WHAT IS EXPECTED | Across the listing below, count the lines that mention the string "South". Reply with the figure only.
----------------
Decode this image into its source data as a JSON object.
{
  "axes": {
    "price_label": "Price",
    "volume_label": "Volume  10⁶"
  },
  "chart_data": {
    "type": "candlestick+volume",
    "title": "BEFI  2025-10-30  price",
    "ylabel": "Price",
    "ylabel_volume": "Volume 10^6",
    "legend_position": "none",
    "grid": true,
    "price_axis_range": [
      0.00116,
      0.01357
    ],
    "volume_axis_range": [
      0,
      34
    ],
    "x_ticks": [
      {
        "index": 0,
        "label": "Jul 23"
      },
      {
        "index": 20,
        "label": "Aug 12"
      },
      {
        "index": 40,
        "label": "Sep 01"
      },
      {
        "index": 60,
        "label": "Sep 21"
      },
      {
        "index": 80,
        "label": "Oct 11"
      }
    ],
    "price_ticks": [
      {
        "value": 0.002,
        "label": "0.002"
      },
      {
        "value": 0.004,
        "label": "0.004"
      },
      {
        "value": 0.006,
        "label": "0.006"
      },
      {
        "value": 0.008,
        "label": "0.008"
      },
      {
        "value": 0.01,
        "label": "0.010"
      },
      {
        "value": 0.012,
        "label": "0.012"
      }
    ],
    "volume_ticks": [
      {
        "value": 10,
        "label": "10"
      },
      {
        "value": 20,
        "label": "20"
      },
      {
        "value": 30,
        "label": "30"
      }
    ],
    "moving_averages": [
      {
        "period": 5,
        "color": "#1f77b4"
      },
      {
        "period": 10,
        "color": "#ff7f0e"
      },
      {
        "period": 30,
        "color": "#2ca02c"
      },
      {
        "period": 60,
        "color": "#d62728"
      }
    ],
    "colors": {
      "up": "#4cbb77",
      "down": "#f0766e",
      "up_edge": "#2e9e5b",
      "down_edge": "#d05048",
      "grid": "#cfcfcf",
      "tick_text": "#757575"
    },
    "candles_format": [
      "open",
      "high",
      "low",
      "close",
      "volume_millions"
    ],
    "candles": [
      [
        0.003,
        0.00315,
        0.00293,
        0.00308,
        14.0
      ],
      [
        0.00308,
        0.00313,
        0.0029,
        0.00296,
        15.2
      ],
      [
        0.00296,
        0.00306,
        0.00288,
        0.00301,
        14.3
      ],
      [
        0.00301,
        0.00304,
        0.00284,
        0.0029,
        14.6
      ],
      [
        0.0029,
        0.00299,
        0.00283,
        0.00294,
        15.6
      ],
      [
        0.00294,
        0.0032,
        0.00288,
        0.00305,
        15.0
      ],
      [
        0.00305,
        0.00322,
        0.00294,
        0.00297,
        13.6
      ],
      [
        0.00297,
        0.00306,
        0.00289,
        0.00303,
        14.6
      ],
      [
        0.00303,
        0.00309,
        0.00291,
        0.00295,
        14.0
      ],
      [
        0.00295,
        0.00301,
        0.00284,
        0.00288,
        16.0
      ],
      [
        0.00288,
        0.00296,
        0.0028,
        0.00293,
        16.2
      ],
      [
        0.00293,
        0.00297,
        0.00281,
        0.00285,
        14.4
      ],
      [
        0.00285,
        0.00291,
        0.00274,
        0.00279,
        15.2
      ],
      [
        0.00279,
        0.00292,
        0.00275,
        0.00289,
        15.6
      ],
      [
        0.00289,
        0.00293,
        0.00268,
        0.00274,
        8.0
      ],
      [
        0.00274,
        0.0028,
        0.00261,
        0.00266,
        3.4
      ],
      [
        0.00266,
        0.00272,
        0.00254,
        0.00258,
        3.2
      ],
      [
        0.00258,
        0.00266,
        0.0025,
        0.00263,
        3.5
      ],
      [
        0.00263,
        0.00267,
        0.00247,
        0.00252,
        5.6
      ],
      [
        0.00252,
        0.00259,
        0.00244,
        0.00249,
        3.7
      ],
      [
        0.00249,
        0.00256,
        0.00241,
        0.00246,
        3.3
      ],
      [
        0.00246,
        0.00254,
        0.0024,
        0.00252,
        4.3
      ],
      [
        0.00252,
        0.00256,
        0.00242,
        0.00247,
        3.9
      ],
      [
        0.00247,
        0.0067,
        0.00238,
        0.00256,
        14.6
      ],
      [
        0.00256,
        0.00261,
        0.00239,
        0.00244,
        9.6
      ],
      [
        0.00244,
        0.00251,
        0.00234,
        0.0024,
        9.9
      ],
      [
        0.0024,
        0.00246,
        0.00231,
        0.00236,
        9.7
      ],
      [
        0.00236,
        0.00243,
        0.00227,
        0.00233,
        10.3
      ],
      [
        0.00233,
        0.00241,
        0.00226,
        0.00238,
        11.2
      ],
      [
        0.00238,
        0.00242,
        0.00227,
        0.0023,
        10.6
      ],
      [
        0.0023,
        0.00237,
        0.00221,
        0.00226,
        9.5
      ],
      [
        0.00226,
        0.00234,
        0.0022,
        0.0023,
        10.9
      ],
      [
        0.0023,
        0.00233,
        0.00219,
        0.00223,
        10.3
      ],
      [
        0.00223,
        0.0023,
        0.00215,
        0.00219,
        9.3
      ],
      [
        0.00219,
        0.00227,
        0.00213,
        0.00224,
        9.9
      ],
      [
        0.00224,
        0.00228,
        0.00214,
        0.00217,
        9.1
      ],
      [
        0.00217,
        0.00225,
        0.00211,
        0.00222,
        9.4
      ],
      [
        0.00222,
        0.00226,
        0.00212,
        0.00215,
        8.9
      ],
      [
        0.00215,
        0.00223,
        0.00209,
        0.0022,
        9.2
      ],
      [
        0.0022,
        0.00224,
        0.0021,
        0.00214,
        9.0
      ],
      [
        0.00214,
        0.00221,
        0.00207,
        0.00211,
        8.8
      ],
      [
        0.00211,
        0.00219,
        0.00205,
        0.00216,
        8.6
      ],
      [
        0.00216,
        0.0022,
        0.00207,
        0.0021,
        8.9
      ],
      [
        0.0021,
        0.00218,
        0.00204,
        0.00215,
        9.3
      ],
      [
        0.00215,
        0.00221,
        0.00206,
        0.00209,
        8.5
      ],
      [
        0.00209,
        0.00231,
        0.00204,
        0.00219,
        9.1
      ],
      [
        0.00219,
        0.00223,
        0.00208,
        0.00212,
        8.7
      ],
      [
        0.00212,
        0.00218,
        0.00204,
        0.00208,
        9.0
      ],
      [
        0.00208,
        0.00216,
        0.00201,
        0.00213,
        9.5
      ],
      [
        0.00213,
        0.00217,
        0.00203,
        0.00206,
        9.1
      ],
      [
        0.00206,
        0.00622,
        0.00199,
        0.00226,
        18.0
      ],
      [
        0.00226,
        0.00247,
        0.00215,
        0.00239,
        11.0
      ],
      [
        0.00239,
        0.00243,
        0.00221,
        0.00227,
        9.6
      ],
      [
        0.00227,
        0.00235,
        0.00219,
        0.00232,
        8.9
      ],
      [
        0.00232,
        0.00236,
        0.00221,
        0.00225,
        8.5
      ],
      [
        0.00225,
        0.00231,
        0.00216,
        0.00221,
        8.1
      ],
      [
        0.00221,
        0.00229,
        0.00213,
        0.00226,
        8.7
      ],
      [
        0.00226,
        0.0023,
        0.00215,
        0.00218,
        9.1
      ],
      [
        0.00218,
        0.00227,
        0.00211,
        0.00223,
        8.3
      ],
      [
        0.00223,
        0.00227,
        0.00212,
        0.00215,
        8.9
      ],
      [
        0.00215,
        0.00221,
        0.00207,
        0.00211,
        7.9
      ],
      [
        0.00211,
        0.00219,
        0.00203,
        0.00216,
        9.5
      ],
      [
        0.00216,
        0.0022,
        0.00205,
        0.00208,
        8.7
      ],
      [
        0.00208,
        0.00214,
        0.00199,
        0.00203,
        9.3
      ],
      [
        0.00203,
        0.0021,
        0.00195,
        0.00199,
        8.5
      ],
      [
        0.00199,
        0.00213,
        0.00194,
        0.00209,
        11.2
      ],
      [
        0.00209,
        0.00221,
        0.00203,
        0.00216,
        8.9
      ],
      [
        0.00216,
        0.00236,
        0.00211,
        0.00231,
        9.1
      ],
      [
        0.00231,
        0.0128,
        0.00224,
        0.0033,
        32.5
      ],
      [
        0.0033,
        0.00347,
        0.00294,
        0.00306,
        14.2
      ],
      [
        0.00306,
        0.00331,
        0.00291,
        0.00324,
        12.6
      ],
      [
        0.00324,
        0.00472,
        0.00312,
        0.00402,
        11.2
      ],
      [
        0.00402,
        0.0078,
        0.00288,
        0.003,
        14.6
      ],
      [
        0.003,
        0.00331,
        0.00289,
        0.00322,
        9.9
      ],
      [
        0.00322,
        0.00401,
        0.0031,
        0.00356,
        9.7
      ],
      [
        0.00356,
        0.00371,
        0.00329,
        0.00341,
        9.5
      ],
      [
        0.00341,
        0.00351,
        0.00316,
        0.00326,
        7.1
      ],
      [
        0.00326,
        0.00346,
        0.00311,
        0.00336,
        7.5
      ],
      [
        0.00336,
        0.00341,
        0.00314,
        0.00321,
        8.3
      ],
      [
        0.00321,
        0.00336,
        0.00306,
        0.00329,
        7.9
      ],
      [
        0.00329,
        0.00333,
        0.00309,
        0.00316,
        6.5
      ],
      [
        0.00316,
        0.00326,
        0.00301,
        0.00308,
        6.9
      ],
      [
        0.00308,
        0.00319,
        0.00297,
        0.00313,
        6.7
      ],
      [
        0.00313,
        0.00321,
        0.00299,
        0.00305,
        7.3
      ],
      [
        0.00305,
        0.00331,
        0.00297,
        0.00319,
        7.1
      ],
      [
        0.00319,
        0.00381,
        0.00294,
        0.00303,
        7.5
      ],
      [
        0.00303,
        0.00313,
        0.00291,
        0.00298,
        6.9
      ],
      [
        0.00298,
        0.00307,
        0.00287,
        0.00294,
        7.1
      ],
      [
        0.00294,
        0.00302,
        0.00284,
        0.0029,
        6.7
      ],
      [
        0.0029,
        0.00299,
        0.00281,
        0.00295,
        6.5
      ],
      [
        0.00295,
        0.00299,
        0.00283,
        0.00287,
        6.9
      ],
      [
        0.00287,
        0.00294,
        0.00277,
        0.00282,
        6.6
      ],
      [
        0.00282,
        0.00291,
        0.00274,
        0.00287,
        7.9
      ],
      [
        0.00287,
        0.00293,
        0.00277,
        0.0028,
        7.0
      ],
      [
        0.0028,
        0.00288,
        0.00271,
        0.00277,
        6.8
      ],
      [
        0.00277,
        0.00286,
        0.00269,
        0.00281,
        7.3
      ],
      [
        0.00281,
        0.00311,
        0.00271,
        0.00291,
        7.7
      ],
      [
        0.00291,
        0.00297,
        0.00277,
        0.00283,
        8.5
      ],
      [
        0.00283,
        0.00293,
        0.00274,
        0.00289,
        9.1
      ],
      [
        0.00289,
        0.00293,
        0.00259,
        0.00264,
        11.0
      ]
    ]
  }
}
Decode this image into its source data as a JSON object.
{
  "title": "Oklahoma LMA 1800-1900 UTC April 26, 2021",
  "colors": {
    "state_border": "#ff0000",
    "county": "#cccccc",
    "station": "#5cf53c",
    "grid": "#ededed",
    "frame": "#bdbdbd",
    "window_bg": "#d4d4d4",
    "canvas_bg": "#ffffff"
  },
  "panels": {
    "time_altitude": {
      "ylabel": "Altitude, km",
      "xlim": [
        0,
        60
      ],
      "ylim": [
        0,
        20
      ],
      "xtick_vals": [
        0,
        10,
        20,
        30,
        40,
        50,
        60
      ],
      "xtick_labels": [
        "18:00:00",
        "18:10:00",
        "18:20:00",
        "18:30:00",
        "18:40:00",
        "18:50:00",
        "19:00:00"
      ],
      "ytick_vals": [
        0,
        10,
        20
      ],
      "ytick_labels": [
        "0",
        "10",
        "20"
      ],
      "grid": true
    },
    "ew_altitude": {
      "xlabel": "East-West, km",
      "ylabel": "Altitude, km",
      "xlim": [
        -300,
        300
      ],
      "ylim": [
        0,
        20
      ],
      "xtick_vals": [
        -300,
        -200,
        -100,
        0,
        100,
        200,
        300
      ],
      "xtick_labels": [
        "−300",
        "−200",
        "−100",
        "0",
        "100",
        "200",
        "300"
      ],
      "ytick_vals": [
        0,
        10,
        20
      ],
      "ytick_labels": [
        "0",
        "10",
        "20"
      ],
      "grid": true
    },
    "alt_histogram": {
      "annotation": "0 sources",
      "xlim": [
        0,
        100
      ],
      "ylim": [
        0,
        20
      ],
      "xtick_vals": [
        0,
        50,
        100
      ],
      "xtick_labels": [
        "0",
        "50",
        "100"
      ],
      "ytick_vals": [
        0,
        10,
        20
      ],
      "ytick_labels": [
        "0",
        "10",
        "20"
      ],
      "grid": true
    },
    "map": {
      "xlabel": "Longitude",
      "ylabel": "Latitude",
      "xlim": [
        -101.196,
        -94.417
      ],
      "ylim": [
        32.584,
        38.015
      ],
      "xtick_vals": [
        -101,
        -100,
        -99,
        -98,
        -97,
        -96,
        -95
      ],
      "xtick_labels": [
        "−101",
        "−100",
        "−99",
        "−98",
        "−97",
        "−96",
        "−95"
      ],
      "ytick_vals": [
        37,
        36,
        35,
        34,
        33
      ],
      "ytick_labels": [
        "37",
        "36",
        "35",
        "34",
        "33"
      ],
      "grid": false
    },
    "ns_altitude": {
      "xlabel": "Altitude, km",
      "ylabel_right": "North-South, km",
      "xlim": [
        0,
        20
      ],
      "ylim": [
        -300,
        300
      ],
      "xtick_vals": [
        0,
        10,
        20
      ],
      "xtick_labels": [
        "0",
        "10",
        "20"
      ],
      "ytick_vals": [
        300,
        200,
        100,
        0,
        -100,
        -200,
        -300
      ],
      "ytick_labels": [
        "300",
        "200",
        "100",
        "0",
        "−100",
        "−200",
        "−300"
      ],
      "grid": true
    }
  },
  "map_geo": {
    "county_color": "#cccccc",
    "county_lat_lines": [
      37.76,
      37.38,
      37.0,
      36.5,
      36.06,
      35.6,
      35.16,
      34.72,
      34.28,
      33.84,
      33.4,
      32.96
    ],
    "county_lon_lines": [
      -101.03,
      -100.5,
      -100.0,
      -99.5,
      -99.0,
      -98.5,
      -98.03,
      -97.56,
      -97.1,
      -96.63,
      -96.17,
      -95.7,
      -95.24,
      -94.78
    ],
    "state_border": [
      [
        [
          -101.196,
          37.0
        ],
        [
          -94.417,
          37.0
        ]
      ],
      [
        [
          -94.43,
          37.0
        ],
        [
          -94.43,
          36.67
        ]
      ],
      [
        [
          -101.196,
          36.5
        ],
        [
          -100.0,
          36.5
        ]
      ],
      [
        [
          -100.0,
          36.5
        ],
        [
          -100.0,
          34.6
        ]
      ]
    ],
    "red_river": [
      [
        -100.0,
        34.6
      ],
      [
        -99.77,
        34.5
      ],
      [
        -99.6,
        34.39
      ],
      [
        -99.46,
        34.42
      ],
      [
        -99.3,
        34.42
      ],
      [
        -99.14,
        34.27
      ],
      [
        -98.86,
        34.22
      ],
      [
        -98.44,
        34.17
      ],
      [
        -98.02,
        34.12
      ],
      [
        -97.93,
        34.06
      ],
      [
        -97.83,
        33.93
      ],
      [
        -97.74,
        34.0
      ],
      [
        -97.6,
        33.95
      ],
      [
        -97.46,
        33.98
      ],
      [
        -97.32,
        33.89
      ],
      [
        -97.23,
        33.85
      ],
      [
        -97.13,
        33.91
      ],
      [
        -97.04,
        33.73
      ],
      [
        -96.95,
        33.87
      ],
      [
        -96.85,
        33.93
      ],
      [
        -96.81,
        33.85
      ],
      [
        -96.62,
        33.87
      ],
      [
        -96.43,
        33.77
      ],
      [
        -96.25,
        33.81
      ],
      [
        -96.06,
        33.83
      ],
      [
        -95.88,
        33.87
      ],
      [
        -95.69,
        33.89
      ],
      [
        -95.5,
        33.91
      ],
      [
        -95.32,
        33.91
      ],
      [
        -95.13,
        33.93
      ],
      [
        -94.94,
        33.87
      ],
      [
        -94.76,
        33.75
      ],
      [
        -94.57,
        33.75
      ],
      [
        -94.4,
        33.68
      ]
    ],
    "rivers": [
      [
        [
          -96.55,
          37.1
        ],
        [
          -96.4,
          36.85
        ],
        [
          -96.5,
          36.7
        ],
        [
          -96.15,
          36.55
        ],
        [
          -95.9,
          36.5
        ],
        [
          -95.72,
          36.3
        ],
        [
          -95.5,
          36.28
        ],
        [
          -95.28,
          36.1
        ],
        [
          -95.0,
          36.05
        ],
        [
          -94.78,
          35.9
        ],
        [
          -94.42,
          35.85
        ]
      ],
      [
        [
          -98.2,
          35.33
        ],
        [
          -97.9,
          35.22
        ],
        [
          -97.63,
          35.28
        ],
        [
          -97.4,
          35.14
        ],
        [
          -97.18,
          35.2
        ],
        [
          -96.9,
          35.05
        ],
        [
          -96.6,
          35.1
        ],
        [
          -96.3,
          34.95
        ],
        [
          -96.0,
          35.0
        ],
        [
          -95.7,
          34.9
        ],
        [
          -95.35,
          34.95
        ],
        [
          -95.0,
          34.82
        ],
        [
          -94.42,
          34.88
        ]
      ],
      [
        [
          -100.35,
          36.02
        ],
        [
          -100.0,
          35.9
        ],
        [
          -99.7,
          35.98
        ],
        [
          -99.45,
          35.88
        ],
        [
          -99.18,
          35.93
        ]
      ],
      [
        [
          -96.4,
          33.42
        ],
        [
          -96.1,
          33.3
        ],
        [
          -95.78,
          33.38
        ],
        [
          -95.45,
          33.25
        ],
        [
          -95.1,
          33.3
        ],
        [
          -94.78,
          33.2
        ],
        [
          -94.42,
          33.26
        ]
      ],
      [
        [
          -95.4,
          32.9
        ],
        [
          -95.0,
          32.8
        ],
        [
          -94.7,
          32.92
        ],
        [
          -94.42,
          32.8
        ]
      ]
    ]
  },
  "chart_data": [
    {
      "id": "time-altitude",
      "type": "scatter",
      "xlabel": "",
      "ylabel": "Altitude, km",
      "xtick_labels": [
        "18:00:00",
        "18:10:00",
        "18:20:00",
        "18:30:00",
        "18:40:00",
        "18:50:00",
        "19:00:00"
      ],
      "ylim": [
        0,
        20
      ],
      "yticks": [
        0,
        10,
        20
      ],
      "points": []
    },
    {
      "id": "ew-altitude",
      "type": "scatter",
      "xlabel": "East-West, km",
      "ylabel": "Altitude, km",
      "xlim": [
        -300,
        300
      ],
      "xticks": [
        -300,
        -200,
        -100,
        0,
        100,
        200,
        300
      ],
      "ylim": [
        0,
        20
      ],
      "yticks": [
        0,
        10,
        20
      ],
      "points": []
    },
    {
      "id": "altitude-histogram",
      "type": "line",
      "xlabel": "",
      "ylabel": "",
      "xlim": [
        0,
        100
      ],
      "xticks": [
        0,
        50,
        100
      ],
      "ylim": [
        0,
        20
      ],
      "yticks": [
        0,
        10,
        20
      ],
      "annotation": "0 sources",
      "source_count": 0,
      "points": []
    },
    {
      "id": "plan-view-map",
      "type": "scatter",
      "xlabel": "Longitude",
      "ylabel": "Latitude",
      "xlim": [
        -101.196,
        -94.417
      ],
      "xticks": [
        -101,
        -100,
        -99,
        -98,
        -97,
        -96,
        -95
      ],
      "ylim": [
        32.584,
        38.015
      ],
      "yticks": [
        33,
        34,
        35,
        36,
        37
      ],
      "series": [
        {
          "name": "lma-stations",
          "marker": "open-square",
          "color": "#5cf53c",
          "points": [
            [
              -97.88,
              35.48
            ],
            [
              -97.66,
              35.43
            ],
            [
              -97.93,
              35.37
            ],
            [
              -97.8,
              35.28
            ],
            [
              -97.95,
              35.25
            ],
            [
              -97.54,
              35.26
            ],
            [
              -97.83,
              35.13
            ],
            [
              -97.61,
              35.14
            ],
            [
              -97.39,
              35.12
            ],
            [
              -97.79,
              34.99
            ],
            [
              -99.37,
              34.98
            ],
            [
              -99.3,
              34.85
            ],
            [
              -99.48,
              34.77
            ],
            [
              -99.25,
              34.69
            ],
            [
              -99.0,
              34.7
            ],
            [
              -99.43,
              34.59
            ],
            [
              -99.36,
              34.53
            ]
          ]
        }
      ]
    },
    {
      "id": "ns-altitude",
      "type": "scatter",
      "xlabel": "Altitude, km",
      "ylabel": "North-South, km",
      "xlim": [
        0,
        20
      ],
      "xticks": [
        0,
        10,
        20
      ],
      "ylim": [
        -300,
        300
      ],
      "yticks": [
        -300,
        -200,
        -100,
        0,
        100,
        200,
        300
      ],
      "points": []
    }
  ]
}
----------------
FULL OUTPUT | 2